● **Figure content listings**:
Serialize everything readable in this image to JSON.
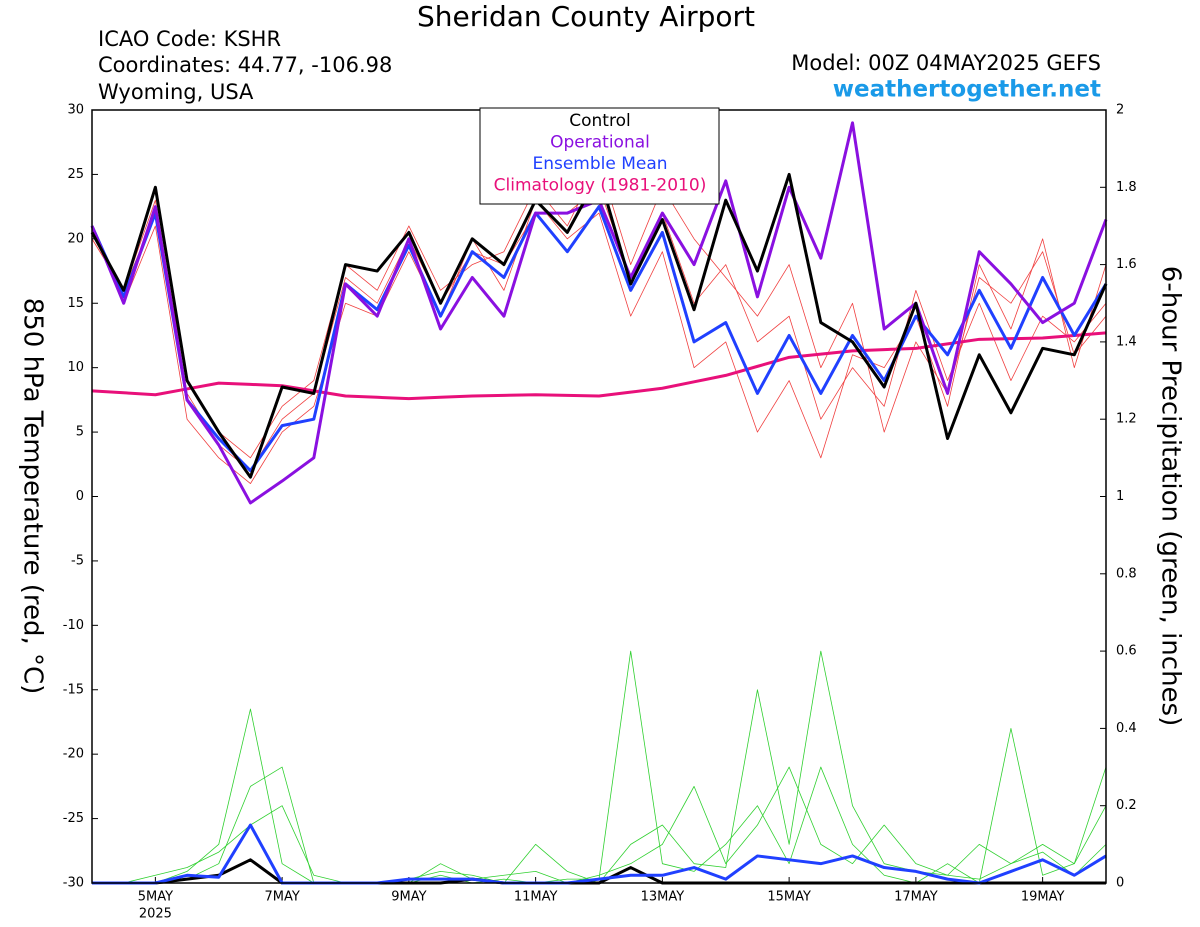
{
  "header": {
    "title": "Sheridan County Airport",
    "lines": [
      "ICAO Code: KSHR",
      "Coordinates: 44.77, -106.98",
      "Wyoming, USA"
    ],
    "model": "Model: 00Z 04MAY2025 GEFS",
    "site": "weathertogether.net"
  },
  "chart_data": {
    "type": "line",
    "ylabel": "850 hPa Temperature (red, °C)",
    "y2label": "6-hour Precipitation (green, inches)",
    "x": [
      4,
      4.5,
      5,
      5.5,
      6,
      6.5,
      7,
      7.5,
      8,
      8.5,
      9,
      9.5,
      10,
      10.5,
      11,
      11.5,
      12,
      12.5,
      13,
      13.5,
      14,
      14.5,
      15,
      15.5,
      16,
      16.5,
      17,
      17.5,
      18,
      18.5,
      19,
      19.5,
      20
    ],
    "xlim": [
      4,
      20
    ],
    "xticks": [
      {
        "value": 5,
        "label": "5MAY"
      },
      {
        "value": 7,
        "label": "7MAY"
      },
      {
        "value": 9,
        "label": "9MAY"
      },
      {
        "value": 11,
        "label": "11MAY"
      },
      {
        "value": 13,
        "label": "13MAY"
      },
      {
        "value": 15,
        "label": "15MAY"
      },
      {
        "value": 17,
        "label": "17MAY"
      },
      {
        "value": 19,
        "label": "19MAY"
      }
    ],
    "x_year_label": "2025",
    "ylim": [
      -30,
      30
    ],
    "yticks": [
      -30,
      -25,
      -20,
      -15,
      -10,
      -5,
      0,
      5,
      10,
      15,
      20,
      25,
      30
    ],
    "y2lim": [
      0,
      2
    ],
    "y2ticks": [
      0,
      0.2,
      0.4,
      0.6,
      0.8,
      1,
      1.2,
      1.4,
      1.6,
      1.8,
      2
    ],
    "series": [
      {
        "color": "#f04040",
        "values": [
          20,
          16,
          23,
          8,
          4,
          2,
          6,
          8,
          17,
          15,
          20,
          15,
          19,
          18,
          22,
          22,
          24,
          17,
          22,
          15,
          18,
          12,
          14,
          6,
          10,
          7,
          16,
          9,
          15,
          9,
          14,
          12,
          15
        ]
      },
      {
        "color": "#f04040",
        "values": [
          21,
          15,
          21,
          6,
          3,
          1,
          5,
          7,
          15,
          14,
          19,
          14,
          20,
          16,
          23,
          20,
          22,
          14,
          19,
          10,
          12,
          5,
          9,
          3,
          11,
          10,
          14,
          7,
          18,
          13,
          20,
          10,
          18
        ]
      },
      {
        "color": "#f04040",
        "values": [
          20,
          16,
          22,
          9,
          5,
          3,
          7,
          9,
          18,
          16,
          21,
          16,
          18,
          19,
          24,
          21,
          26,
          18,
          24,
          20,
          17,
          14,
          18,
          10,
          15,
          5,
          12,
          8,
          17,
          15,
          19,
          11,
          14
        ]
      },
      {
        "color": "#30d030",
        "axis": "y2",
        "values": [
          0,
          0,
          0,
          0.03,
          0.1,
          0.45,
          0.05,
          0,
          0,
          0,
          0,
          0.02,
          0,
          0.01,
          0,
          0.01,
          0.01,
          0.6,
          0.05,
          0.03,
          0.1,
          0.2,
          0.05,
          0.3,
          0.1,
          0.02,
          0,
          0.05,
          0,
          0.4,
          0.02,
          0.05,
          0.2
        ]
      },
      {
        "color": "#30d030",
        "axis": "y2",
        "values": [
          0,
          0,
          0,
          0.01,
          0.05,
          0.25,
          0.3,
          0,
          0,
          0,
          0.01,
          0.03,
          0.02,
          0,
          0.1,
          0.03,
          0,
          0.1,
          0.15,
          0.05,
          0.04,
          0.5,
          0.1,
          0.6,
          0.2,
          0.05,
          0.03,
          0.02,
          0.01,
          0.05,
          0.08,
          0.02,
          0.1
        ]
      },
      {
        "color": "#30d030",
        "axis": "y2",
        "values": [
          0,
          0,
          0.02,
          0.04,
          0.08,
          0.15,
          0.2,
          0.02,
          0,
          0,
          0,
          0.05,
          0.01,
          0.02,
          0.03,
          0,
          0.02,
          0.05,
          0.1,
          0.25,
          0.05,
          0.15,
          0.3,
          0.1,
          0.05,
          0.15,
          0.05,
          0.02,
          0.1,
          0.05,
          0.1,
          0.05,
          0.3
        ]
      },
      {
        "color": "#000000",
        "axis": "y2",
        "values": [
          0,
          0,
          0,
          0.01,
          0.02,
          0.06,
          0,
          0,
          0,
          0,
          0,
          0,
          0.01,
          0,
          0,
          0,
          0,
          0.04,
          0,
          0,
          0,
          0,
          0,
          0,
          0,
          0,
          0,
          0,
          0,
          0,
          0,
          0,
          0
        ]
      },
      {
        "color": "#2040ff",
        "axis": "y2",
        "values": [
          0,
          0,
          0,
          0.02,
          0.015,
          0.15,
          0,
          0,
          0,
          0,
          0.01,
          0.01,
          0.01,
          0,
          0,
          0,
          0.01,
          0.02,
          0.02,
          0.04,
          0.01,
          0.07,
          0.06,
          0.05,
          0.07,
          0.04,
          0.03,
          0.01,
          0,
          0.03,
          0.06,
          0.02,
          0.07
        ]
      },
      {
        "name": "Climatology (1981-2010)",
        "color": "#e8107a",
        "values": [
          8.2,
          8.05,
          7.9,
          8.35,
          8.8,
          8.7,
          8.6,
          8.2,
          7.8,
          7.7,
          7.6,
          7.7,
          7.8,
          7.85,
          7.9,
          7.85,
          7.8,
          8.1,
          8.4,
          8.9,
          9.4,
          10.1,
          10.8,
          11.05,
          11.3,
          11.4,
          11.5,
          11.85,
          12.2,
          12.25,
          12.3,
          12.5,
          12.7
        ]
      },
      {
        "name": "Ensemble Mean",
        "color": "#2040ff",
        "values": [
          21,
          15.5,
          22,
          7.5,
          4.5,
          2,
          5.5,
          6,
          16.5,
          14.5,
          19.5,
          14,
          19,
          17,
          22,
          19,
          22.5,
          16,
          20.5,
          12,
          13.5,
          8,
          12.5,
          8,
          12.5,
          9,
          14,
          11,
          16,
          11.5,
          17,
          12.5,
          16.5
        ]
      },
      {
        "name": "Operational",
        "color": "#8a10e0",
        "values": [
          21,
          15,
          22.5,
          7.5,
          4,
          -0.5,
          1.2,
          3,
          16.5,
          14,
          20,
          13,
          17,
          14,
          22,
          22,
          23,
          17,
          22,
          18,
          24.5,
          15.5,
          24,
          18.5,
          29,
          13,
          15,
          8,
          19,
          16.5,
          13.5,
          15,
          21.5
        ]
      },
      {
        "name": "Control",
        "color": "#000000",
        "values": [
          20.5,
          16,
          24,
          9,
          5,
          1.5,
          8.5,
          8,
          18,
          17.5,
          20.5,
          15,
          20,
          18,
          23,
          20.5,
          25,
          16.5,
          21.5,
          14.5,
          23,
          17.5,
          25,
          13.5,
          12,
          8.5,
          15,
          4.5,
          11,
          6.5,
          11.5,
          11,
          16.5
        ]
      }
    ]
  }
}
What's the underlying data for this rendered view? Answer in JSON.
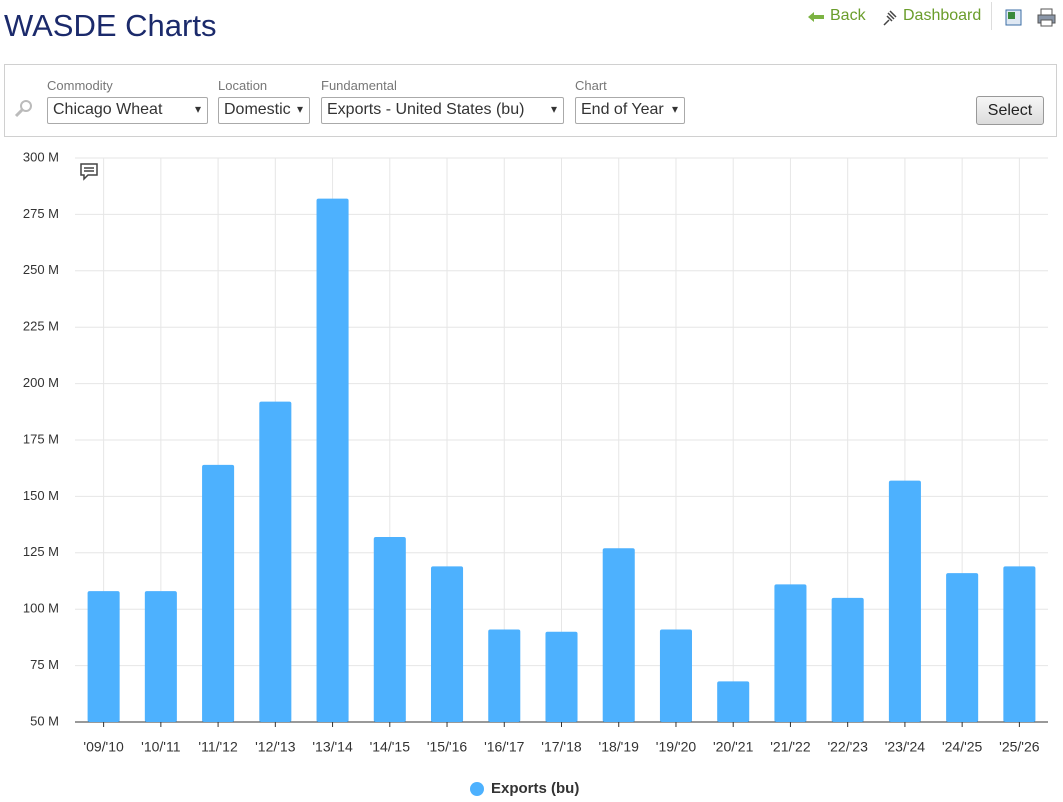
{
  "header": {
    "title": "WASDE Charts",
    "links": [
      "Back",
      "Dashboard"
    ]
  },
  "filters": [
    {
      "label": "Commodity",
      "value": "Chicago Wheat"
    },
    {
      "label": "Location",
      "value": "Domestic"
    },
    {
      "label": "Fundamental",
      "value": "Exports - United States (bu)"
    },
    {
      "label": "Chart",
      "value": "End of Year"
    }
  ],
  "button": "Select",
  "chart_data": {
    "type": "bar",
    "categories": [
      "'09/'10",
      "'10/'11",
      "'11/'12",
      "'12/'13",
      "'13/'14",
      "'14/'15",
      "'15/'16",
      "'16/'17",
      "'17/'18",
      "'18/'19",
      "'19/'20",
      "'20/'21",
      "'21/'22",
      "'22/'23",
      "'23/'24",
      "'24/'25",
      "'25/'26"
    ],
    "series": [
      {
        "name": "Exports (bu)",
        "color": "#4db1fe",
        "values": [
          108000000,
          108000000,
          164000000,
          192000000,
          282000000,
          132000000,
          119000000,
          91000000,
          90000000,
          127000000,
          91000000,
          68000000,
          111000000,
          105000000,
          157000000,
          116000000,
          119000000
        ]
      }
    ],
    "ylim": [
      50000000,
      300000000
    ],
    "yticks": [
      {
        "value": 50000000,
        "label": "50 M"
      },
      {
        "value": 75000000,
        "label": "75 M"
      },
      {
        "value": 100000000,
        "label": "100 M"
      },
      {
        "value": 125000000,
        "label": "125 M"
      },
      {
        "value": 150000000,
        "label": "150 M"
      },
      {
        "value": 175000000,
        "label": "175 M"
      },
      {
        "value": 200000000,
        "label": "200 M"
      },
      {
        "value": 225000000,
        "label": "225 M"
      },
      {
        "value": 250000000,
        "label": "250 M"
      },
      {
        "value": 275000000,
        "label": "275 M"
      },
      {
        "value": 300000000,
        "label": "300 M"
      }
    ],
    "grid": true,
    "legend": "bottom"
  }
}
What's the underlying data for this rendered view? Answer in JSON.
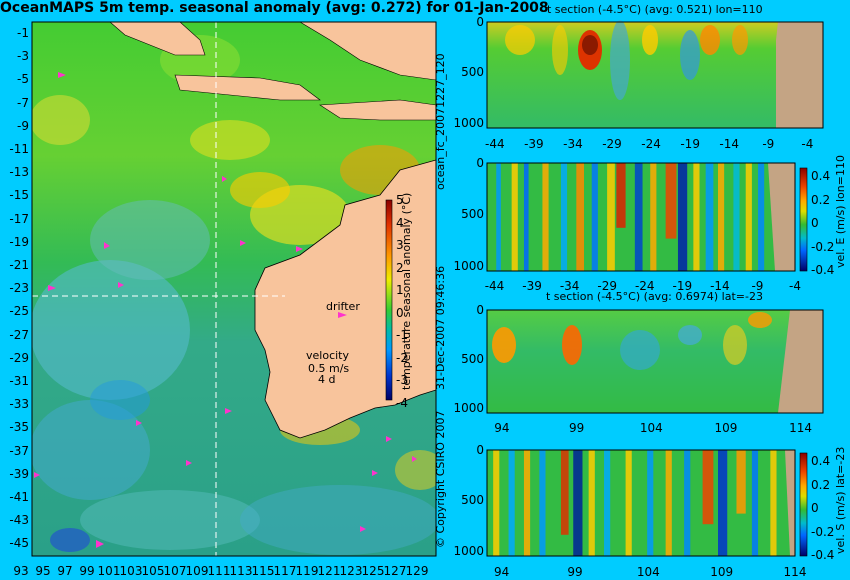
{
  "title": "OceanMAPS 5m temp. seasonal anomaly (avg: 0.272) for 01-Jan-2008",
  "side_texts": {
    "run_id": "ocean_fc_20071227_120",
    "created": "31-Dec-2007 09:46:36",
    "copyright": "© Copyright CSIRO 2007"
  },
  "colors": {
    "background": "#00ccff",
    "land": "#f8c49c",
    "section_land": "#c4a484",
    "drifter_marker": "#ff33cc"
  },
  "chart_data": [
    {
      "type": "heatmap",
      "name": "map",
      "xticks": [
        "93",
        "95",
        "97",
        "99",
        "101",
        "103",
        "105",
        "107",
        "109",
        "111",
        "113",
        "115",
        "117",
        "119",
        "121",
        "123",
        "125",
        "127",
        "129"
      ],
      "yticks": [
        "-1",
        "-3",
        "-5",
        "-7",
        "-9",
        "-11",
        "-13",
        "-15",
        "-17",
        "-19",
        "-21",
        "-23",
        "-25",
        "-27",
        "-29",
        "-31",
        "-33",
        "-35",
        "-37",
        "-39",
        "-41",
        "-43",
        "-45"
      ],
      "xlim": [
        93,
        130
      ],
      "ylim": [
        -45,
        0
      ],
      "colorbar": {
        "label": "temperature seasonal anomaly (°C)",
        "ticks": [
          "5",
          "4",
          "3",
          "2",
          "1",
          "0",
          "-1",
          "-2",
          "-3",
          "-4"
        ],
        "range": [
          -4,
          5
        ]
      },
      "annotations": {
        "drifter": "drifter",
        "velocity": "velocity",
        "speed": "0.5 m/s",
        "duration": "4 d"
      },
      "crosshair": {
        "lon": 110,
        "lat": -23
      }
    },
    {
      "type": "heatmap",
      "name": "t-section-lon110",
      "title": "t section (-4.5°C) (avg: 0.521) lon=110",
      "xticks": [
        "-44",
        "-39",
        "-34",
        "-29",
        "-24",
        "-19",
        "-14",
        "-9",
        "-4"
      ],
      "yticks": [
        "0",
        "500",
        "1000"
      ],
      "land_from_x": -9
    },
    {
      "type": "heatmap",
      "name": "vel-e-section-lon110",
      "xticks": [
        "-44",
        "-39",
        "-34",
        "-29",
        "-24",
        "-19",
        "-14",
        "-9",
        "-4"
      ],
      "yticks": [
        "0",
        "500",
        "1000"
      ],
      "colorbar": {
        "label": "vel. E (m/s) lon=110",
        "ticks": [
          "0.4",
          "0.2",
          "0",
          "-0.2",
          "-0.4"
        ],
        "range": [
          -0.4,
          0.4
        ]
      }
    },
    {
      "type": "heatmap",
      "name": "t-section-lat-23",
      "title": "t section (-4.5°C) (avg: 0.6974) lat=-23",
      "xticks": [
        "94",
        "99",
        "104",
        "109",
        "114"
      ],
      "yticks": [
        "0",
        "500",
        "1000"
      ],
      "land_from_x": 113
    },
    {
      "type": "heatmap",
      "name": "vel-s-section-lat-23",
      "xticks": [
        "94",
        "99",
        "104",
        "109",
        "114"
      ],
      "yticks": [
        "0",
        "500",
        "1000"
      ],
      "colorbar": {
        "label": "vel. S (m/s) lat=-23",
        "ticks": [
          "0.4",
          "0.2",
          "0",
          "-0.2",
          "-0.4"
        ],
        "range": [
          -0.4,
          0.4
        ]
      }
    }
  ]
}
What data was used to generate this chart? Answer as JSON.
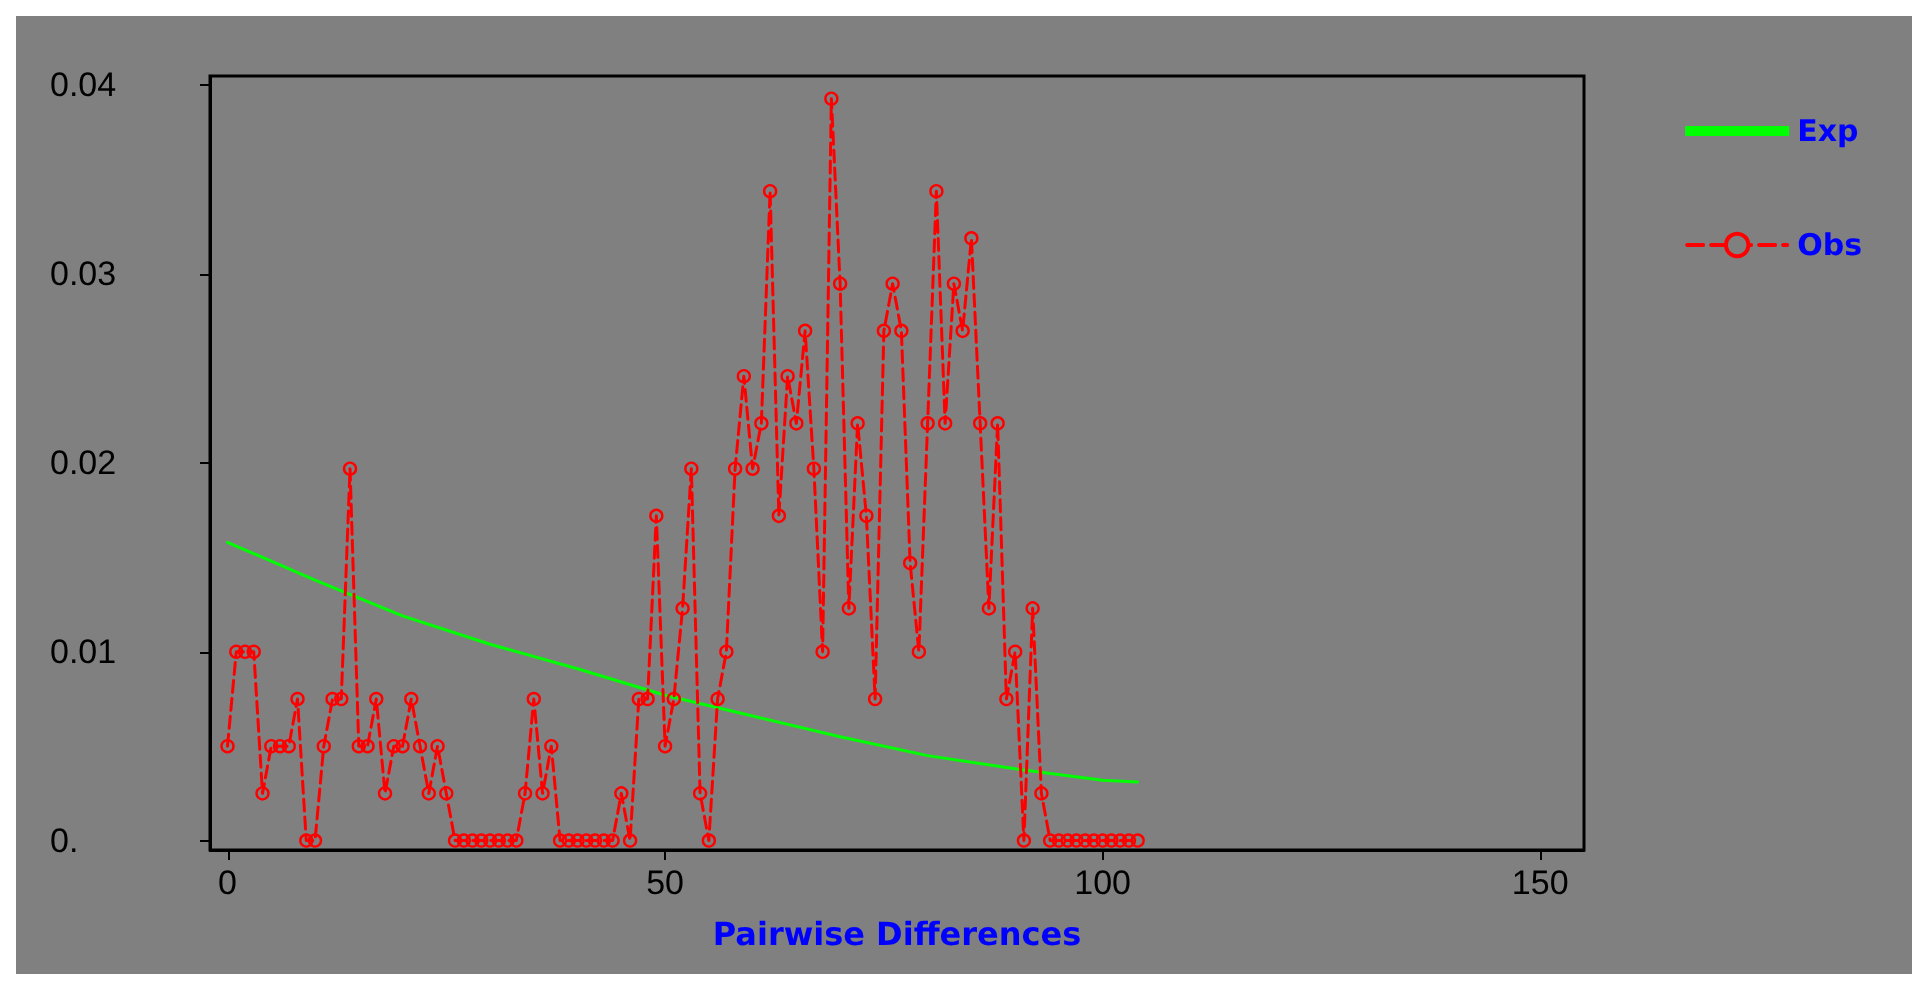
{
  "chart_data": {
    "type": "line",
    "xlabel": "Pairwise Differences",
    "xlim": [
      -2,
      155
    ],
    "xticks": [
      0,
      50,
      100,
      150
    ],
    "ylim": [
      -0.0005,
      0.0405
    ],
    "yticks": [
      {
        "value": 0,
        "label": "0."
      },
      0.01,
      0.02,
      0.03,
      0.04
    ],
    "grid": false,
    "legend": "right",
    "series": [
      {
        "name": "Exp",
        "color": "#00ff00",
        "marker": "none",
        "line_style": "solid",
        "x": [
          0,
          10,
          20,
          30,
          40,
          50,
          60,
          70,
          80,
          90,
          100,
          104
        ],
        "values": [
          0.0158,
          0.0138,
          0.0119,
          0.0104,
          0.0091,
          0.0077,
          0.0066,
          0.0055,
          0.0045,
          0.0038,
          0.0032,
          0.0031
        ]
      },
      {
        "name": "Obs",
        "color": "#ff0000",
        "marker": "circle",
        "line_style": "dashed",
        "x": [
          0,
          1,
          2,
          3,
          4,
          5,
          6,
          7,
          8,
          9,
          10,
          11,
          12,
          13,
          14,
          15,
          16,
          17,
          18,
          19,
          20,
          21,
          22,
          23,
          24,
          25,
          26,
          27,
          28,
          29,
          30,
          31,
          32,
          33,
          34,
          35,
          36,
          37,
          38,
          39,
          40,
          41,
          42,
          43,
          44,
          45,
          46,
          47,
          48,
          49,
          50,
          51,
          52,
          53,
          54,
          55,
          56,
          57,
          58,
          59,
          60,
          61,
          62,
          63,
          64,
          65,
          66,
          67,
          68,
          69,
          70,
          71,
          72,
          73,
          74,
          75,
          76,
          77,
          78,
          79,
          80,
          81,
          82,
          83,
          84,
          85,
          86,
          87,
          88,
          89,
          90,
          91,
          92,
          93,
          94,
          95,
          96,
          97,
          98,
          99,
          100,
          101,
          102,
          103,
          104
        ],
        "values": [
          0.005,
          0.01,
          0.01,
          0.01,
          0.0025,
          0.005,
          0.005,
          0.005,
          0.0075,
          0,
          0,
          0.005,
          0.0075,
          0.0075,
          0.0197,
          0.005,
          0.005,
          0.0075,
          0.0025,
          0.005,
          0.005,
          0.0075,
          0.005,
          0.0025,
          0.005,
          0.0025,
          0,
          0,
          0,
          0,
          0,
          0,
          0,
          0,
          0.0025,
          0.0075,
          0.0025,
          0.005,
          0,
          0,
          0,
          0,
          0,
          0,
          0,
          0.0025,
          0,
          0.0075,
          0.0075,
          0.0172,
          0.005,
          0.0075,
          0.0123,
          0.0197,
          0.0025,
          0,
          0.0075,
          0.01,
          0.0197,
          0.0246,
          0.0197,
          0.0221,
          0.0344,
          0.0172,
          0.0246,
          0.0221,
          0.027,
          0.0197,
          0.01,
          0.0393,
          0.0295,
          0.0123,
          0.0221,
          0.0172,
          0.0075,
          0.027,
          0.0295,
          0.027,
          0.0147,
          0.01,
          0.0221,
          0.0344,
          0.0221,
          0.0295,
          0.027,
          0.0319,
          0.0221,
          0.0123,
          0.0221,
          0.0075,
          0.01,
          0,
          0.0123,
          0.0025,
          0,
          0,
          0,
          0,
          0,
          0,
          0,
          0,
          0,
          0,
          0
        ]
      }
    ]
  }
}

● **WHAT IS ASKED**:
From the entries above, copy every line containing the word "seasonal".

● **ANSWER FOR THIS EXERCISE**:
  "title": "OceanMAPS 5m temp. seasonal anomaly (avg: 0.272) for 01-Jan-2008",
        "label": "temperature seasonal anomaly (°C)",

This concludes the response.